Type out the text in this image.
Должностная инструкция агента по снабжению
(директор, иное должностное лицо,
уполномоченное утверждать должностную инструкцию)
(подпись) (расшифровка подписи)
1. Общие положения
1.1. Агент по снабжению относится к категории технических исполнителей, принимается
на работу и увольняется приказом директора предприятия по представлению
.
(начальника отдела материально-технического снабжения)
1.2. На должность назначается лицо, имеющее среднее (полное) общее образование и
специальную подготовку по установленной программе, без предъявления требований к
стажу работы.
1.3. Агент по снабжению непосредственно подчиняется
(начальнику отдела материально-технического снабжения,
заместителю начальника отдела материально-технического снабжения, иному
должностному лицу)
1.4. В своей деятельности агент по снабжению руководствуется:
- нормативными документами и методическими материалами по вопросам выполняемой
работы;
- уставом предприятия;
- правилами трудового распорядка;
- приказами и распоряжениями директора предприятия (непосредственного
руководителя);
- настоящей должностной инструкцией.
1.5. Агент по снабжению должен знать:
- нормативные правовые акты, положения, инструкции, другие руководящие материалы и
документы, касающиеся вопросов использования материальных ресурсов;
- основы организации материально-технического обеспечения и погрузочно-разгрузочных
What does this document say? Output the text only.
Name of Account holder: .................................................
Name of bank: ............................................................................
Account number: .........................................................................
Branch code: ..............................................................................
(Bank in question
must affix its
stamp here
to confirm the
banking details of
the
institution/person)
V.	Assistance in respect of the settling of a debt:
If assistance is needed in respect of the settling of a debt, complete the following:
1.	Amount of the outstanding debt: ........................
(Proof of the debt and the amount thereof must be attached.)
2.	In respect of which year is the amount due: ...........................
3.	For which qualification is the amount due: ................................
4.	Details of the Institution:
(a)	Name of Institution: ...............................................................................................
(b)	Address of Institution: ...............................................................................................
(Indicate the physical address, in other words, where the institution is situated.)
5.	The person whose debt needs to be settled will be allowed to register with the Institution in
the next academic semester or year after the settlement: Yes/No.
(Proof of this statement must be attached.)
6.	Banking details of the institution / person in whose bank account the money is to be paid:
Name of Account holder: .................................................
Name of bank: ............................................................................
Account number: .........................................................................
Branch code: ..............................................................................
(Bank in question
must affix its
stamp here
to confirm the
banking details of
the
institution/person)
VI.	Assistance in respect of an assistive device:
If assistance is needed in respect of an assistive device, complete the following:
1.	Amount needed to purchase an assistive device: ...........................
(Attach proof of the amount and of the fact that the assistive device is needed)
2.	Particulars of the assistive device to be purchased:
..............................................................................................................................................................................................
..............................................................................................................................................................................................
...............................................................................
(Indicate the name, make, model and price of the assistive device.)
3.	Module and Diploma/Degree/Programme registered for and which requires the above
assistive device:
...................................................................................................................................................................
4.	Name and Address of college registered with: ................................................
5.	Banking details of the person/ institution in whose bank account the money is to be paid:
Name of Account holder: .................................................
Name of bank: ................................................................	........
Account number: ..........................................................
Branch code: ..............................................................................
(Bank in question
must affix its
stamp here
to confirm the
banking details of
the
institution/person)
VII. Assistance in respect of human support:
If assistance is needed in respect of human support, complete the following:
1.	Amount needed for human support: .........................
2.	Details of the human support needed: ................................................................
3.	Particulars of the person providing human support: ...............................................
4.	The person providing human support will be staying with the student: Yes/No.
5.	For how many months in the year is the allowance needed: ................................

→ **Brief**
Transcribe every entry exactly, omitting nothing.

→ **Answer**
Type out the text in this image.
Должностная инструкция агента по снабжению
(директор, иное должностное лицо,
уполномоченное утверждать должностную инструкцию)
(подпись) (расшифровка подписи)
1. Общие положения
1.1. Агент по снабжению относится к категории технических исполнителей, принимается
на работу и увольняется приказом директора предприятия по представлению
.
(начальника отдела материально-технического снабжения)
1.2. На должность назначается лицо, имеющее среднее (полное) общее образование и
специальную подготовку по установленной программе, без предъявления требований к
стажу работы.
1.3. Агент по снабжению непосредственно подчиняется
(начальнику отдела материально-технического снабжения,
заместителю начальника отдела материально-технического снабжения, иному
должностному лицу)
1.4. В своей деятельности агент по снабжению руководствуется:
- нормативными документами и методическими материалами по вопросам выполняемой
работы;
- уставом предприятия;
- правилами трудового распорядка;
- приказами и распоряжениями директора предприятия (непосредственного
руководителя);
- настоящей должностной инструкцией.
1.5. Агент по снабжению должен знать:
- нормативные правовые акты, положения, инструкции, другие руководящие материалы и
документы, касающиеся вопросов использования материальных ресурсов;
- основы организации материально-технического обеспечения и погрузочно-разгрузочных
What does this document say? Output the text only.
Name of Account holder: .................................................
Name of bank: ............................................................................
Account number: .........................................................................
Branch code: ..............................................................................
(Bank in question
must affix its
stamp here
to confirm the
banking details of
the
institution/person)
V.	Assistance in respect of the settling of a debt:
If assistance is needed in respect of the settling of a debt, complete the following:
1.	Amount of the outstanding debt: ........................
(Proof of the debt and the amount thereof must be attached.)
2.	In respect of which year is the amount due: ...........................
3.	For which qualification is the amount due: ................................
4.	Details of the Institution:
(a)	Name of Institution: ...............................................................................................
(b)	Address of Institution: ...............................................................................................
(Indicate the physical address, in other words, where the institution is situated.)
5.	The person whose debt needs to be settled will be allowed to register with the Institution in
the next academic semester or year after the settlement: Yes/No.
(Proof of this statement must be attached.)
6.	Banking details of the institution / person in whose bank account the money is to be paid:
Name of Account holder: .................................................
Name of bank: ............................................................................
Account number: .........................................................................
Branch code: ..............................................................................
(Bank in question
must affix its
stamp here
to confirm the
banking details of
the
institution/person)
VI.	Assistance in respect of an assistive device:
If assistance is needed in respect of an assistive device, complete the following:
1.	Amount needed to purchase an assistive device: ...........................
(Attach proof of the amount and of the fact that the assistive device is needed)
2.	Particulars of the assistive device to be purchased:
..............................................................................................................................................................................................
..............................................................................................................................................................................................
...............................................................................
(Indicate the name, make, model and price of the assistive device.)
3.	Module and Diploma/Degree/Programme registered for and which requires the above
assistive device:
...................................................................................................................................................................
4.	Name and Address of college registered with: ................................................
5.	Banking details of the person/ institution in whose bank account the money is to be paid:
Name of Account holder: .................................................
Name of bank: ................................................................	........
Account number: ..........................................................
Branch code: ..............................................................................
(Bank in question
must affix its
stamp here
to confirm the
banking details of
the
institution/person)
VII. Assistance in respect of human support:
If assistance is needed in respect of human support, complete the following:
1.	Amount needed for human support: .........................
2.	Details of the human support needed: ................................................................
3.	Particulars of the person providing human support: ...............................................
4.	The person providing human support will be staying with the student: Yes/No.
5.	For how many months in the year is the allowance needed: ................................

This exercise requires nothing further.